• Stored records
● ● ●
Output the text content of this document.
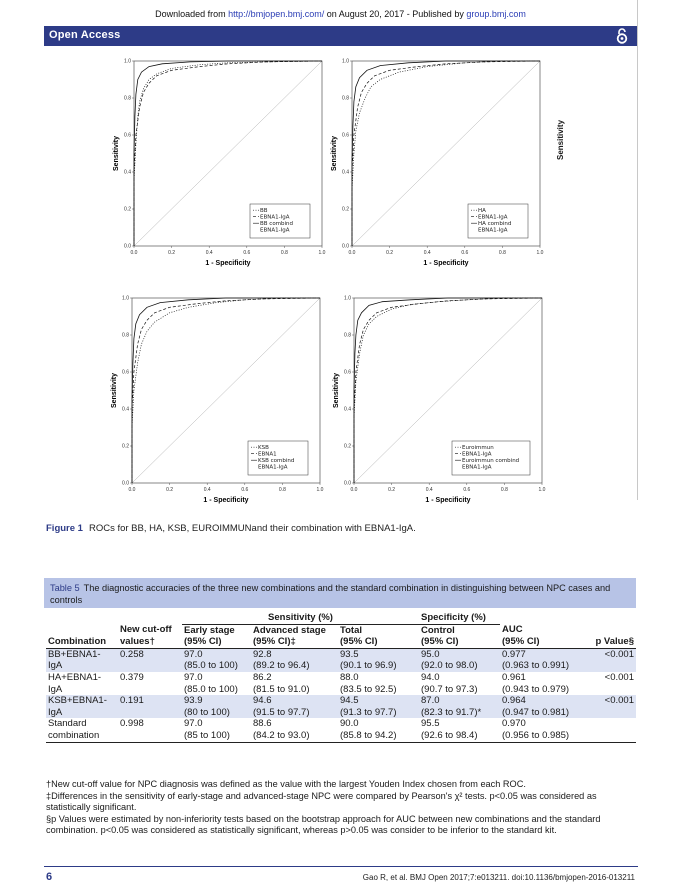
Downloaded from http://bmjopen.bmj.com/ on August 20, 2017 - Published by group.bmj.com
Open Access
Sensitivity
0.0
0.2
0.4
0.6
0.8
1.0
0.0	0.2	0.4	0.6	0.8	1.0
Sensitivity
1 - Specificity
BB
EBNA1-IgA
BB combind
EBNA1-IgA
0.0
0.2
0.4
0.6
0.8
1.0
0.0	0.2	0.4	0.6	0.8	1.0
Sensitivity
1 - Specificity
HA
EBNA1-IgA
HA combind
EBNA1-IgA
0.0
0.2
0.4
0.6
0.8
1.0
0.0	0.2	0.4	0.6	0.8	1.0
Sensitivity
1 - Specificity
KSB
EBNA1
KSB combind
EBNA1-IgA
0.0
0.2
0.4
0.6
0.8
1.0
0.0	0.2	0.4	0.6	0.8	1.0
Sensitivity
1 - Specificity
Euroimmun
EBNA1-IgA
Euroimmun combind
EBNA1-IgA
Figure 1 ROCs for BB, HA, KSB, EUROIMMUNand their combination with EBNA1-IgA.
Table 5 The diagnostic accuracies of the three new combinations and the standard combination in distinguishing between NPC cases and controls
		Sensitivity (%)			Specificity (%)		
	New cut-off	Early stage	Advanced stage	Total	Control	AUC	
Combination	values†	(95% CI)	(95% CI)‡	(95% CI)	(95% CI)	(95% CI)	p Value§
BB+EBNA1-	0.258	97.0	92.8	93.5	95.0	0.977	<0.001
IgA		(85.0 to 100)	(89.2 to 96.4)	(90.1 to 96.9)	(92.0 to 98.0)	(0.963 to 0.991)	
HA+EBNA1-	0.379	97.0	86.2	88.0	94.0	0.961	<0.001
IgA		(85.0 to 100)	(81.5 to 91.0)	(83.5 to 92.5)	(90.7 to 97.3)	(0.943 to 0.979)	
KSB+EBNA1-	0.191	93.9	94.6	94.5	87.0	0.964	<0.001
IgA		(80 to 100)	(91.5 to 97.7)	(91.3 to 97.7)	(82.3 to 91.7)*	(0.947 to 0.981)	
Standard	0.998	97.0	88.6	90.0	95.5	0.970	
combination		(85 to 100)	(84.2 to 93.0)	(85.8 to 94.2)	(92.6 to 98.4)	(0.956 to 0.985)	
†New cut-off value for NPC diagnosis was defined as the value with the largest Youden Index chosen from each ROC.
‡Differences in the sensitivity of early-stage and advanced-stage NPC were compared by Pearson's χ² tests. p<0.05 was considered as statistically significant.
§p Values were estimated by non-inferiority tests based on the bootstrap approach for AUC between new combinations and the standard combination. p<0.05 was considered as statistically significant, whereas p>0.05 was consider to be inferior to the standard kit.
6	Gao R, et al. BMJ Open 2017;7:e013211. doi:10.1136/bmjopen-2016-013211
● ● ●
• What the task requires
Repeat verbatim all the material, but not the pictures.

• Full response
Output the text content of this document.
Downloaded from http://bmjopen.bmj.com/ on August 20, 2017 - Published by group.bmj.com
Open Access
Sensitivity
0.0
0.2
0.4
0.6
0.8
1.0
0.0	0.2	0.4	0.6	0.8	1.0
Sensitivity
1 - Specificity
BB
EBNA1-IgA
BB combind
EBNA1-IgA
0.0
0.2
0.4
0.6
0.8
1.0
0.0	0.2	0.4	0.6	0.8	1.0
Sensitivity
1 - Specificity
HA
EBNA1-IgA
HA combind
EBNA1-IgA
0.0
0.2
0.4
0.6
0.8
1.0
0.0	0.2	0.4	0.6	0.8	1.0
Sensitivity
1 - Specificity
KSB
EBNA1
KSB combind
EBNA1-IgA
0.0
0.2
0.4
0.6
0.8
1.0
0.0	0.2	0.4	0.6	0.8	1.0
Sensitivity
1 - Specificity
Euroimmun
EBNA1-IgA
Euroimmun combind
EBNA1-IgA
Figure 1 ROCs for BB, HA, KSB, EUROIMMUNand their combination with EBNA1-IgA.
Table 5 The diagnostic accuracies of the three new combinations and the standard combination in distinguishing between NPC cases and controls
		Sensitivity (%)			Specificity (%)		
	New cut-off	Early stage	Advanced stage	Total	Control	AUC	
Combination	values†	(95% CI)	(95% CI)‡	(95% CI)	(95% CI)	(95% CI)	p Value§
BB+EBNA1-	0.258	97.0	92.8	93.5	95.0	0.977	<0.001
IgA		(85.0 to 100)	(89.2 to 96.4)	(90.1 to 96.9)	(92.0 to 98.0)	(0.963 to 0.991)	
HA+EBNA1-	0.379	97.0	86.2	88.0	94.0	0.961	<0.001
IgA		(85.0 to 100)	(81.5 to 91.0)	(83.5 to 92.5)	(90.7 to 97.3)	(0.943 to 0.979)	
KSB+EBNA1-	0.191	93.9	94.6	94.5	87.0	0.964	<0.001
IgA		(80 to 100)	(91.5 to 97.7)	(91.3 to 97.7)	(82.3 to 91.7)*	(0.947 to 0.981)	
Standard	0.998	97.0	88.6	90.0	95.5	0.970	
combination		(85 to 100)	(84.2 to 93.0)	(85.8 to 94.2)	(92.6 to 98.4)	(0.956 to 0.985)	
†New cut-off value for NPC diagnosis was defined as the value with the largest Youden Index chosen from each ROC.
‡Differences in the sensitivity of early-stage and advanced-stage NPC were compared by Pearson's χ² tests. p<0.05 was considered as statistically significant.
§p Values were estimated by non-inferiority tests based on the bootstrap approach for AUC between new combinations and the standard combination. p<0.05 was considered as statistically significant, whereas p>0.05 was consider to be inferior to the standard kit.
6	Gao R, et al. BMJ Open 2017;7:e013211. doi:10.1136/bmjopen-2016-013211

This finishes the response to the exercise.